▶ _Dataset entries_:
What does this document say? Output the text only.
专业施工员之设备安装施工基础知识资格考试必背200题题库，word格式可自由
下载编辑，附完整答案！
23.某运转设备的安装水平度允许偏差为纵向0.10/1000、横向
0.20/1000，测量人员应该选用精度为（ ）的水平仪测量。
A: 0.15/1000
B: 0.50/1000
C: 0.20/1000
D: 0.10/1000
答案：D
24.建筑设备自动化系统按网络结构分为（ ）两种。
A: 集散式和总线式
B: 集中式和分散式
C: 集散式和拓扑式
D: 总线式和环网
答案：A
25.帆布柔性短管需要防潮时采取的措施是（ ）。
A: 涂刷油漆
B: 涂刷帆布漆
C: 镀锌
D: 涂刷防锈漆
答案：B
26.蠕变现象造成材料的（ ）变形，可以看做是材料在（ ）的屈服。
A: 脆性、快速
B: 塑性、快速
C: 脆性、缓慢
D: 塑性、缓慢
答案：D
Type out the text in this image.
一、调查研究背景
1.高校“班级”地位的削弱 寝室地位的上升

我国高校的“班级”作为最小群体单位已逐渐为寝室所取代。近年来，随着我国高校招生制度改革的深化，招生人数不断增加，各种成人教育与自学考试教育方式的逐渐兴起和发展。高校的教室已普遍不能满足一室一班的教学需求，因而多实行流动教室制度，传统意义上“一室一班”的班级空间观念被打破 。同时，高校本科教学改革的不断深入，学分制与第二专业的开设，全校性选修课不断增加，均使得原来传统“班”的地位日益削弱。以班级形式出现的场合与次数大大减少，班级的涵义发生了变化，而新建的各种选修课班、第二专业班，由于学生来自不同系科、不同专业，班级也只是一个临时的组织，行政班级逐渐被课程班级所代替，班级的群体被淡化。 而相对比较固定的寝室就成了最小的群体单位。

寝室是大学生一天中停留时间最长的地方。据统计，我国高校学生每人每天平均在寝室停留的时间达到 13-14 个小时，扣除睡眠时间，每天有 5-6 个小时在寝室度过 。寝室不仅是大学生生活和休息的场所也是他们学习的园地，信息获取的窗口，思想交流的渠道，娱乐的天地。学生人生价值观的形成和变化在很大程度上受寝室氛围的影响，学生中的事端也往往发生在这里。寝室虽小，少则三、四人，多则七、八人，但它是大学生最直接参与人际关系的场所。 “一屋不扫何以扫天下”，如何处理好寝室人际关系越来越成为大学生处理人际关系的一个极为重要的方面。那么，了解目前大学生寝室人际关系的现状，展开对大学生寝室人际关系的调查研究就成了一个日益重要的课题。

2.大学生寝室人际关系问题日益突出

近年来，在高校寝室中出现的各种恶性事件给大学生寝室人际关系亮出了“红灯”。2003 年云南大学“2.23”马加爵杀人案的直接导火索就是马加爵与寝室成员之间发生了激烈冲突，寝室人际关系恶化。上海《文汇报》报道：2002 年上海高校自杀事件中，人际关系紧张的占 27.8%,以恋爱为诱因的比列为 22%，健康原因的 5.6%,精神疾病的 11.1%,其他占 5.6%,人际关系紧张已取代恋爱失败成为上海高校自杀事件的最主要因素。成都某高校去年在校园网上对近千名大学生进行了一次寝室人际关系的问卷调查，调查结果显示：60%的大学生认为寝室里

▶ _TASK BRIEF_: Word for word, extract all the records.

▶ _EXERCISE RESULT_:
What does this document say? Output the text only.
专业施工员之设备安装施工基础知识资格考试必背200题题库，word格式可自由
下载编辑，附完整答案！
23.某运转设备的安装水平度允许偏差为纵向0.10/1000、横向
0.20/1000，测量人员应该选用精度为（ ）的水平仪测量。
A: 0.15/1000
B: 0.50/1000
C: 0.20/1000
D: 0.10/1000
答案：D
24.建筑设备自动化系统按网络结构分为（ ）两种。
A: 集散式和总线式
B: 集中式和分散式
C: 集散式和拓扑式
D: 总线式和环网
答案：A
25.帆布柔性短管需要防潮时采取的措施是（ ）。
A: 涂刷油漆
B: 涂刷帆布漆
C: 镀锌
D: 涂刷防锈漆
答案：B
26.蠕变现象造成材料的（ ）变形，可以看做是材料在（ ）的屈服。
A: 脆性、快速
B: 塑性、快速
C: 脆性、缓慢
D: 塑性、缓慢
答案：D
Type out the text in this image.
一、调查研究背景
1.高校“班级”地位的削弱 寝室地位的上升

我国高校的“班级”作为最小群体单位已逐渐为寝室所取代。近年来，随着我国高校招生制度改革的深化，招生人数不断增加，各种成人教育与自学考试教育方式的逐渐兴起和发展。高校的教室已普遍不能满足一室一班的教学需求，因而多实行流动教室制度，传统意义上“一室一班”的班级空间观念被打破 。同时，高校本科教学改革的不断深入，学分制与第二专业的开设，全校性选修课不断增加，均使得原来传统“班”的地位日益削弱。以班级形式出现的场合与次数大大减少，班级的涵义发生了变化，而新建的各种选修课班、第二专业班，由于学生来自不同系科、不同专业，班级也只是一个临时的组织，行政班级逐渐被课程班级所代替，班级的群体被淡化。 而相对比较固定的寝室就成了最小的群体单位。

寝室是大学生一天中停留时间最长的地方。据统计，我国高校学生每人每天平均在寝室停留的时间达到 13-14 个小时，扣除睡眠时间，每天有 5-6 个小时在寝室度过 。寝室不仅是大学生生活和休息的场所也是他们学习的园地，信息获取的窗口，思想交流的渠道，娱乐的天地。学生人生价值观的形成和变化在很大程度上受寝室氛围的影响，学生中的事端也往往发生在这里。寝室虽小，少则三、四人，多则七、八人，但它是大学生最直接参与人际关系的场所。 “一屋不扫何以扫天下”，如何处理好寝室人际关系越来越成为大学生处理人际关系的一个极为重要的方面。那么，了解目前大学生寝室人际关系的现状，展开对大学生寝室人际关系的调查研究就成了一个日益重要的课题。

2.大学生寝室人际关系问题日益突出

近年来，在高校寝室中出现的各种恶性事件给大学生寝室人际关系亮出了“红灯”。2003 年云南大学“2.23”马加爵杀人案的直接导火索就是马加爵与寝室成员之间发生了激烈冲突，寝室人际关系恶化。上海《文汇报》报道：2002 年上海高校自杀事件中，人际关系紧张的占 27.8%,以恋爱为诱因的比列为 22%，健康原因的 5.6%,精神疾病的 11.1%,其他占 5.6%,人际关系紧张已取代恋爱失败成为上海高校自杀事件的最主要因素。成都某高校去年在校园网上对近千名大学生进行了一次寝室人际关系的问卷调查，调查结果显示：60%的大学生认为寝室里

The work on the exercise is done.